■ PROBLEM DETAILS ■
Using the records below, locate all lines containing "Mato" and return them.

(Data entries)
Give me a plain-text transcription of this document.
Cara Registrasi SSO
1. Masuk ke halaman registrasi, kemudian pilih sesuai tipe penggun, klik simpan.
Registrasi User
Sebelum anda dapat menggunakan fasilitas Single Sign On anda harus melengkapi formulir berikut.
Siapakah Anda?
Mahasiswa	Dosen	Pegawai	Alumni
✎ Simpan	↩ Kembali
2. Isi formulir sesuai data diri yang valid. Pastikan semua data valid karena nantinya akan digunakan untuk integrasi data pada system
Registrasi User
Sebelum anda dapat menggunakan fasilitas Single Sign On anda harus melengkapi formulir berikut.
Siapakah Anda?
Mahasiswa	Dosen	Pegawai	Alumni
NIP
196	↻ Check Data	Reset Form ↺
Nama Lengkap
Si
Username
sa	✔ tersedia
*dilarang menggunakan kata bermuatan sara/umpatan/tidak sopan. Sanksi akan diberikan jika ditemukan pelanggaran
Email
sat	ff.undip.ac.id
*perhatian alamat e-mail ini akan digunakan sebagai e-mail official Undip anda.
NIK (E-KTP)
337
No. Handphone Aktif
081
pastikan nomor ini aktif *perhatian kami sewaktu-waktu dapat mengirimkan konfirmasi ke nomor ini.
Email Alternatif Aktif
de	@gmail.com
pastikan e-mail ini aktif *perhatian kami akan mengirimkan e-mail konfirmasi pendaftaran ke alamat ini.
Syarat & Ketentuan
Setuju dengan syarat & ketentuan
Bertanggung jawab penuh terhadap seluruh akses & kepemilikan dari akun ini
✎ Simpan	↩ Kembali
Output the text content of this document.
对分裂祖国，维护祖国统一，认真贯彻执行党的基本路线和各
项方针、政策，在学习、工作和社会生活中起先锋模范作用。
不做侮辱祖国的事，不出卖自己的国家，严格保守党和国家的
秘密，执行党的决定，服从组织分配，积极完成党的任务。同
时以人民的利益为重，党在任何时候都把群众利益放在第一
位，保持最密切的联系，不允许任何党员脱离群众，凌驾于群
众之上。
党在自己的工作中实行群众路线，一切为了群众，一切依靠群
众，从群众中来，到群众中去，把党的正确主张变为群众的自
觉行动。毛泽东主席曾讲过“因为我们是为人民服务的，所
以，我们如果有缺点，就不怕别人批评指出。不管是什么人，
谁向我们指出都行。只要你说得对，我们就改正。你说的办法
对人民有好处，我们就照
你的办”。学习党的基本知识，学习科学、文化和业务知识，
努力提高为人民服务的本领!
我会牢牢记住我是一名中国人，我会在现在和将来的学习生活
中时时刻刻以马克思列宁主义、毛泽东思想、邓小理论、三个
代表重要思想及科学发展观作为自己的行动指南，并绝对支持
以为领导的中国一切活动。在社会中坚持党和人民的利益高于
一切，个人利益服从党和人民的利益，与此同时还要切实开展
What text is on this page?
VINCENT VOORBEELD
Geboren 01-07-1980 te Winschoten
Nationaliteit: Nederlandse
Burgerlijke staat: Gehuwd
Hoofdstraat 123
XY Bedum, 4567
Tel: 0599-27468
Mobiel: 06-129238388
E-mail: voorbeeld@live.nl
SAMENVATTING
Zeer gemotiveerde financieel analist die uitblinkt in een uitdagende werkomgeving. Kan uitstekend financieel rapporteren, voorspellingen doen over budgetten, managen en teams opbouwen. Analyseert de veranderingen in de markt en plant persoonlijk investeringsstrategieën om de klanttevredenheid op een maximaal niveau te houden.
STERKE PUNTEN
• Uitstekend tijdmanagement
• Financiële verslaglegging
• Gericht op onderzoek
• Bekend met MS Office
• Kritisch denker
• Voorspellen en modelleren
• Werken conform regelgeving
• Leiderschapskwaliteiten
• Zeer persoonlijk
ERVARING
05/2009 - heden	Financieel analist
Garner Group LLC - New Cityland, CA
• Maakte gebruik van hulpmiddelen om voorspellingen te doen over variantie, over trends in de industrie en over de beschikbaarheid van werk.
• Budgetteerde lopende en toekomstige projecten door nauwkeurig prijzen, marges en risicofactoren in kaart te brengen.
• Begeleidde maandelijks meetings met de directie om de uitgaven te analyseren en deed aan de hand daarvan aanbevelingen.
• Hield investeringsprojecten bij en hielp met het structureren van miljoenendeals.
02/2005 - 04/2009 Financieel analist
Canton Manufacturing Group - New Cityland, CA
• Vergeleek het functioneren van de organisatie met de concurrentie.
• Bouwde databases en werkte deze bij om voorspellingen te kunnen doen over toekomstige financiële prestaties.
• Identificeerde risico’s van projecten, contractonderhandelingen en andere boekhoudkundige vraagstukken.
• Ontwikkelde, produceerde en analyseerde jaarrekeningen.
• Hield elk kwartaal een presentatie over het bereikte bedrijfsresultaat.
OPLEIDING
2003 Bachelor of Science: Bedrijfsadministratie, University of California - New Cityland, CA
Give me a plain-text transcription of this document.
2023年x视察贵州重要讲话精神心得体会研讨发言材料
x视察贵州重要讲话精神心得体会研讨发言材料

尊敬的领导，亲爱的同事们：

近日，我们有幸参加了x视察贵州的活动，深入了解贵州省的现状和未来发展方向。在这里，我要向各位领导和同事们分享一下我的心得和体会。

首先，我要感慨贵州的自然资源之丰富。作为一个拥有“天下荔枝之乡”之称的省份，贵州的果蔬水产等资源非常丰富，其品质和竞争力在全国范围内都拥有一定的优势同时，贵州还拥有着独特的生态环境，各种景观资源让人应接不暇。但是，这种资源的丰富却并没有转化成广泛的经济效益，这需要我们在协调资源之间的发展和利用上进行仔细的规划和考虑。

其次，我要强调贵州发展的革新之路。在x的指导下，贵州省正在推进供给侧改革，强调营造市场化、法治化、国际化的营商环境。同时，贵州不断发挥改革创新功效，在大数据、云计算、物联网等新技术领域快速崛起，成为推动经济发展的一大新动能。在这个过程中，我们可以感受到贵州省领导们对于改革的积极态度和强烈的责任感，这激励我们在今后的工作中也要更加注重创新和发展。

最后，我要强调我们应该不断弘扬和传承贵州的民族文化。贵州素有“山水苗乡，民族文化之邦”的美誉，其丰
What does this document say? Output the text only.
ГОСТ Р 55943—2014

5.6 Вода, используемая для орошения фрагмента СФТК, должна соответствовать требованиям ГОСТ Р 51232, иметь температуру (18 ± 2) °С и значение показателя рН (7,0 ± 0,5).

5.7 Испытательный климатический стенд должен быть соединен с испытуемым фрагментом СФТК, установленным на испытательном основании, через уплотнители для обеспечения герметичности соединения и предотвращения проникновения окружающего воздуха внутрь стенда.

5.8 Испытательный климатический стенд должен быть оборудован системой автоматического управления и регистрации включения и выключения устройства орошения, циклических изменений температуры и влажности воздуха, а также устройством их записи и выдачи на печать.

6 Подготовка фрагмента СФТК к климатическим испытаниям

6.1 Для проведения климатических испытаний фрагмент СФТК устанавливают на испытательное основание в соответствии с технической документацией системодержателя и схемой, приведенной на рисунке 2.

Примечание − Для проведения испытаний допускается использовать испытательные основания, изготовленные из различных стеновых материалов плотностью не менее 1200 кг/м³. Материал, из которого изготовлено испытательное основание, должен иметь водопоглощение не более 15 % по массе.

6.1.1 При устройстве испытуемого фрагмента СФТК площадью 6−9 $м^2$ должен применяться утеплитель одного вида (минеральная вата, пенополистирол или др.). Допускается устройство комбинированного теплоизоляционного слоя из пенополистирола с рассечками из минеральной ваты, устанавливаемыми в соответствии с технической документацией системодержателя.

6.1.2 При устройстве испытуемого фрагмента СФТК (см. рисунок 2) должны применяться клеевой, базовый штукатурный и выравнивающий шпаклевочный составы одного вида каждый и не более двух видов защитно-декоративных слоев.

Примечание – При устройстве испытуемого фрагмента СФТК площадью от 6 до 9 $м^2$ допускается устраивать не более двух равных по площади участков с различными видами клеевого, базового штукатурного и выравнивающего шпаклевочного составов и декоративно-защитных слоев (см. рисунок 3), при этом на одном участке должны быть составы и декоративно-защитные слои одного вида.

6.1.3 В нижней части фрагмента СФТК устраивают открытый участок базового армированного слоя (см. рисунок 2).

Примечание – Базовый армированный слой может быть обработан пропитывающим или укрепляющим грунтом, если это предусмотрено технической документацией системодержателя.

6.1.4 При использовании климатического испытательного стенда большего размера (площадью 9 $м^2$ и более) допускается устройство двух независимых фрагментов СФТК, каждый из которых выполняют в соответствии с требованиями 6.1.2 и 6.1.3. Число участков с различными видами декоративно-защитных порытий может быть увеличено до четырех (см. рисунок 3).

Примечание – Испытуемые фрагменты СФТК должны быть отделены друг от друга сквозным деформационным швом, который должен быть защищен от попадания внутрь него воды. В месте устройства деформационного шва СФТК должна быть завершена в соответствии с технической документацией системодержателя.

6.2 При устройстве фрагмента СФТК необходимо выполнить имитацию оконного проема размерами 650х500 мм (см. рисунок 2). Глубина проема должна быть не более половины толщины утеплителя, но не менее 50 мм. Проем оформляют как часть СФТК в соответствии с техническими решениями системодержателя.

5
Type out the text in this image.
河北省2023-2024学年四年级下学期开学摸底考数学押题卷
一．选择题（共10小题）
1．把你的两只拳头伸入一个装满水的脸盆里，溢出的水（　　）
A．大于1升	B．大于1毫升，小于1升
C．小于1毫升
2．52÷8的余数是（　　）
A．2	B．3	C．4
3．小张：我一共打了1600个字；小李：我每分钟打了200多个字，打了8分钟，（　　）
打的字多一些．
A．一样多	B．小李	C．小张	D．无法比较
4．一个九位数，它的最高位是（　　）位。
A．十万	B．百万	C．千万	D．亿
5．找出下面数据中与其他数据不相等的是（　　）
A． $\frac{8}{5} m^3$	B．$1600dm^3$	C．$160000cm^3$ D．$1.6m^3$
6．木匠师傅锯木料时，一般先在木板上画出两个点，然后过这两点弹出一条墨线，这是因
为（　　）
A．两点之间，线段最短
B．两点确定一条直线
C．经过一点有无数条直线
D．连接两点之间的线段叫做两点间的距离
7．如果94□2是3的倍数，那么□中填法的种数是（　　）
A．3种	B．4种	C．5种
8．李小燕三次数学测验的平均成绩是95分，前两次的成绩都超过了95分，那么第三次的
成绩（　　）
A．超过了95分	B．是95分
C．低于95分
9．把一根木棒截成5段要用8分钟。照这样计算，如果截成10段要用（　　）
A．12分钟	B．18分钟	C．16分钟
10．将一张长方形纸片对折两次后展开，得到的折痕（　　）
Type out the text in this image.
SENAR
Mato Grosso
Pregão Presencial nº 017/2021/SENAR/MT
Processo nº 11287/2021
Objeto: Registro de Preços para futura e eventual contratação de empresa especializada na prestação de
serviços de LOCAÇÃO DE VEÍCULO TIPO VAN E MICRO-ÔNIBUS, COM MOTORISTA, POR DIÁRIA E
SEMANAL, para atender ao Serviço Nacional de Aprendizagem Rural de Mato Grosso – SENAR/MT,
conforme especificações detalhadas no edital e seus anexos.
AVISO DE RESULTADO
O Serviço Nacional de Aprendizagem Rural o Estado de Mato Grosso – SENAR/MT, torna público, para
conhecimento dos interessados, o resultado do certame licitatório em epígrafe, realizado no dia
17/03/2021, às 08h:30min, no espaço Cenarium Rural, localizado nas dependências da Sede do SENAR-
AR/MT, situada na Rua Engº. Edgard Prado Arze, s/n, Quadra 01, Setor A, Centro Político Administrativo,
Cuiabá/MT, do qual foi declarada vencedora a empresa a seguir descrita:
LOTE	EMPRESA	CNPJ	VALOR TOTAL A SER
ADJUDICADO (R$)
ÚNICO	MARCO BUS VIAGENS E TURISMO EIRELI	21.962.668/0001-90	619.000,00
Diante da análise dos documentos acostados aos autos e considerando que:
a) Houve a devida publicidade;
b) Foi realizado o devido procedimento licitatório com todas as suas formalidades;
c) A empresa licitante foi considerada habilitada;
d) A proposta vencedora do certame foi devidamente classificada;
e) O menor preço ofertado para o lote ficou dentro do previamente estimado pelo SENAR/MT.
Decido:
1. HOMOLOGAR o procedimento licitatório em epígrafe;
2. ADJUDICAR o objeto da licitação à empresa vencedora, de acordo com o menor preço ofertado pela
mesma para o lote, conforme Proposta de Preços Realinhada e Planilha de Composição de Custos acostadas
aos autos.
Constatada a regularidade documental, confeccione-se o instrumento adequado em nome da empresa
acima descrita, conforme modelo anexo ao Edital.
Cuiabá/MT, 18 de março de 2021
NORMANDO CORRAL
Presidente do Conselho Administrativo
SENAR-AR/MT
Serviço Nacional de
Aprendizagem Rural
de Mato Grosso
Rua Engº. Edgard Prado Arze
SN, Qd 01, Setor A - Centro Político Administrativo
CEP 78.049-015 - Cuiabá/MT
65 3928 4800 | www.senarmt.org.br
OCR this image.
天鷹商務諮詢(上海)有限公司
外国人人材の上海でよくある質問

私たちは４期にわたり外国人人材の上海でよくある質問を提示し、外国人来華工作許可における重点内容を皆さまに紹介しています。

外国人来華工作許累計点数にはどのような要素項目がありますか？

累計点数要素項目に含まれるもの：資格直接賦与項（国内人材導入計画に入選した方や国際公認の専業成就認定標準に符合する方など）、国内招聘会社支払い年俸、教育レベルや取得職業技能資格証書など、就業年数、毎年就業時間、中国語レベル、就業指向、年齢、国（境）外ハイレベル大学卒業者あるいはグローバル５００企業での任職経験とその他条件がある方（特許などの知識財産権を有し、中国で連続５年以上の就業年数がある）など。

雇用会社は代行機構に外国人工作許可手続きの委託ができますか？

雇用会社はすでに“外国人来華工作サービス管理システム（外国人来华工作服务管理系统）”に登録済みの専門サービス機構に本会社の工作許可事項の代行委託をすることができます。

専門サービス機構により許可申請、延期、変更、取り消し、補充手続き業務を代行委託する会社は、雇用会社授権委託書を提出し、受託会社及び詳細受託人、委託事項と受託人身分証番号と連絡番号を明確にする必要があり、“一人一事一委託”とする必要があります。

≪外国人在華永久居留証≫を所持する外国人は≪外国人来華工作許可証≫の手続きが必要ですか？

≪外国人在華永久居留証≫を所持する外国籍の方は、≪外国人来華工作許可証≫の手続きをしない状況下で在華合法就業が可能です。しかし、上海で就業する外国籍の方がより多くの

■ COMPLETE ANSWER ■
Mato Grosso
SEMANAL, para atender ao Serviço Nacional de Aprendizagem Rural de Mato Grosso – SENAR/MT,
O Serviço Nacional de Aprendizagem Rural o Estado de Mato Grosso – SENAR/MT, torna público, para
de Mato Grosso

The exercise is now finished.